Entries taken from a collection:
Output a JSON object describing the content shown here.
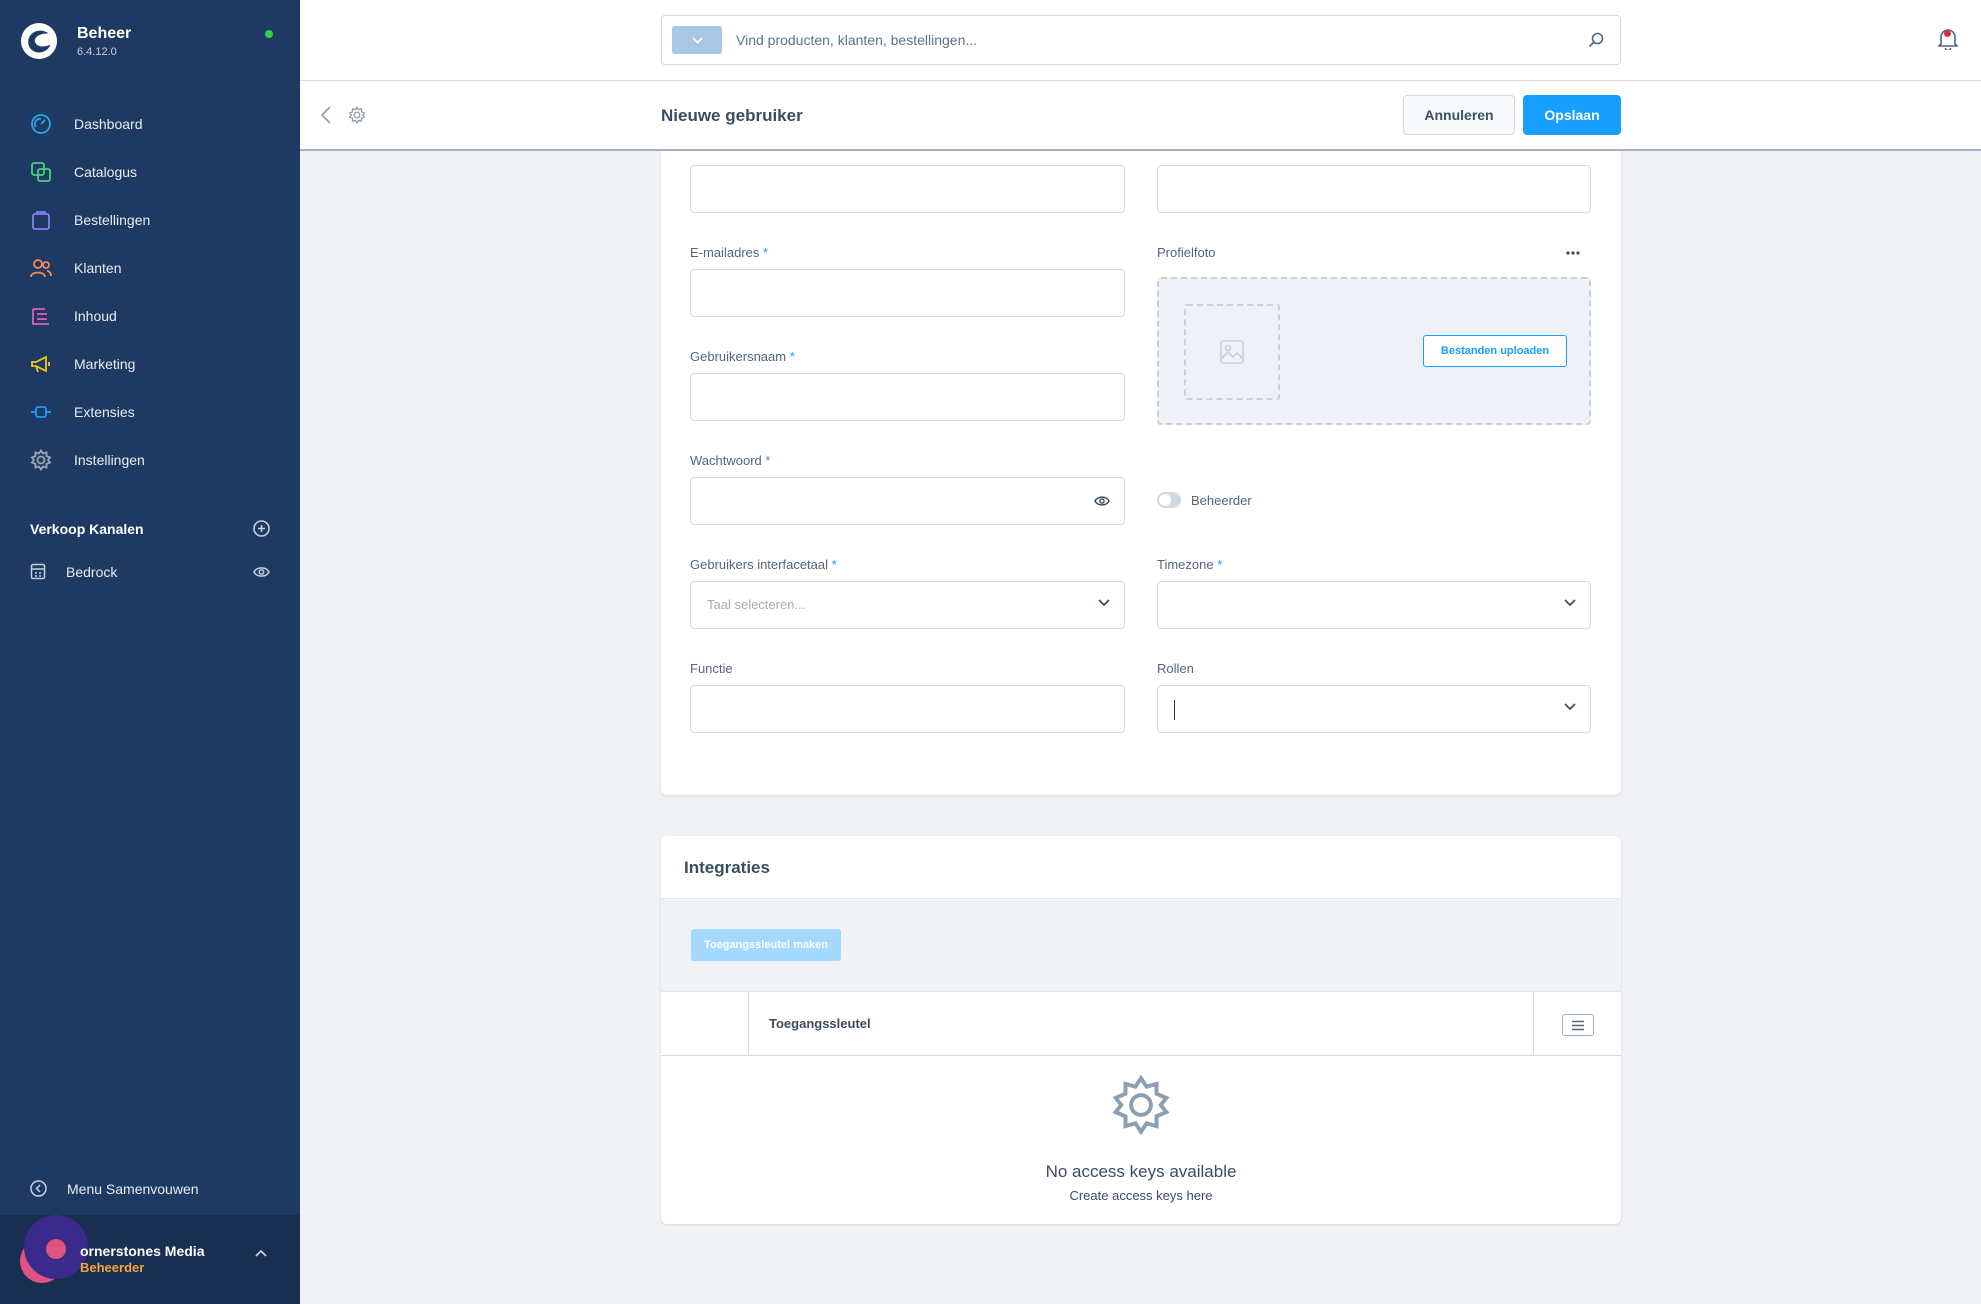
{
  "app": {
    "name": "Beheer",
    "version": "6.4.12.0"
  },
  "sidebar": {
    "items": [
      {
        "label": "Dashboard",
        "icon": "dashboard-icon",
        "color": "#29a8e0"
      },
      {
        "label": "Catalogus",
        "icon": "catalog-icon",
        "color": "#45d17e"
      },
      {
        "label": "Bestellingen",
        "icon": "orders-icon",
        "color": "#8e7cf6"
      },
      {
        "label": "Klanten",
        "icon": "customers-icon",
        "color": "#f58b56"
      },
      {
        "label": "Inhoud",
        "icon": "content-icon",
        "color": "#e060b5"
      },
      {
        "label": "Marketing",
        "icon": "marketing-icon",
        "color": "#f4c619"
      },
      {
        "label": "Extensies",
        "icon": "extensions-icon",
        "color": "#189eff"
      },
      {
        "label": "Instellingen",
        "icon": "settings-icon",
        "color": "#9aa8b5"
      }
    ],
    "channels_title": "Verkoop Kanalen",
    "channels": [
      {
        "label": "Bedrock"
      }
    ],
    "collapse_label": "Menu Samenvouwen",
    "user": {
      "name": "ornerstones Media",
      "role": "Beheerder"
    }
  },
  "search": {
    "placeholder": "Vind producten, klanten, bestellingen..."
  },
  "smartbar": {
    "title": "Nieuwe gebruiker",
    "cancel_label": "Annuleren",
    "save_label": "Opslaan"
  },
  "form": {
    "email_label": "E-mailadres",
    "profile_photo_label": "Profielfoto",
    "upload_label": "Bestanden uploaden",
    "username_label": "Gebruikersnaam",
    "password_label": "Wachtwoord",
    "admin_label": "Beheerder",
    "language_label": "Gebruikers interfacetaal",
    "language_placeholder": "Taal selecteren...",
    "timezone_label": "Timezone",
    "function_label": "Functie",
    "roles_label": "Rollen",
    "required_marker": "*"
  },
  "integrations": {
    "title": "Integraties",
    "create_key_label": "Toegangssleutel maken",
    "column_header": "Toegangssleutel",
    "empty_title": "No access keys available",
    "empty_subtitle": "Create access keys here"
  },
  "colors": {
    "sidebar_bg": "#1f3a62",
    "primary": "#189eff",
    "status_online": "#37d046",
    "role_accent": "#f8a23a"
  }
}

### WHAT YOU SHOULD DO:
Identify and copy all lines with the word "here".

### FINAL RESULT:
Output a JSON object describing the content shown here.
    "empty_subtitle": "Create access keys here"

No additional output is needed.